**GIVEN EXERCISE:** Give every line of the material again, exactly as written.

**INFORMATION SHOWN:**
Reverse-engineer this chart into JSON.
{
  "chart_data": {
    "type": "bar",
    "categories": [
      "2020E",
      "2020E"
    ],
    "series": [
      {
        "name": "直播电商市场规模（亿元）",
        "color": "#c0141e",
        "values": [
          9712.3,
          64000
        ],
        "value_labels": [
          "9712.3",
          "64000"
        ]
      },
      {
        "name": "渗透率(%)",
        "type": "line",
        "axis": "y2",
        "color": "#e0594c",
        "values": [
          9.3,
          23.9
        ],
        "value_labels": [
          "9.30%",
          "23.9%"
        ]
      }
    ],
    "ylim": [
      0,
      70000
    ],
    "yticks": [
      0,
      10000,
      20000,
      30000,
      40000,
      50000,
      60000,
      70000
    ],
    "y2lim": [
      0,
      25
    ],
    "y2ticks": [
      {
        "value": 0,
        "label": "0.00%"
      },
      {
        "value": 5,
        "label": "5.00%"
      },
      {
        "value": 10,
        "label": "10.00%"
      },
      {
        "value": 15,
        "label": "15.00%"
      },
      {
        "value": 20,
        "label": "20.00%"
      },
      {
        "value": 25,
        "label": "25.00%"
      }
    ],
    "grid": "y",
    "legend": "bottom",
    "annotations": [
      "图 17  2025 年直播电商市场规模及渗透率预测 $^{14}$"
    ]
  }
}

**SOLUTION TO THIS TASK:**
Reverse-engineer this chart into JSON.
{
  "chart_data": {
    "type": "bar",
    "categories": [
      "2020E",
      "2020E"
    ],
    "series": [
      {
        "name": "直播电商市场规模（亿元）",
        "color": "#c0141e",
        "values": [
          9712.3,
          64000
        ],
        "value_labels": [
          "9712.3",
          "64000"
        ]
      },
      {
        "name": "渗透率(%)",
        "type": "line",
        "axis": "y2",
        "color": "#e0594c",
        "values": [
          9.3,
          23.9
        ],
        "value_labels": [
          "9.30%",
          "23.9%"
        ]
      }
    ],
    "ylim": [
      0,
      70000
    ],
    "yticks": [
      0,
      10000,
      20000,
      30000,
      40000,
      50000,
      60000,
      70000
    ],
    "y2lim": [
      0,
      25
    ],
    "y2ticks": [
      {
        "value": 0,
        "label": "0.00%"
      },
      {
        "value": 5,
        "label": "5.00%"
      },
      {
        "value": 10,
        "label": "10.00%"
      },
      {
        "value": 15,
        "label": "15.00%"
      },
      {
        "value": 20,
        "label": "20.00%"
      },
      {
        "value": 25,
        "label": "25.00%"
      }
    ],
    "grid": "y",
    "legend": "bottom",
    "annotations": [
      "图 17  2025 年直播电商市场规模及渗透率预测 $^{14}$"
    ]
  }
}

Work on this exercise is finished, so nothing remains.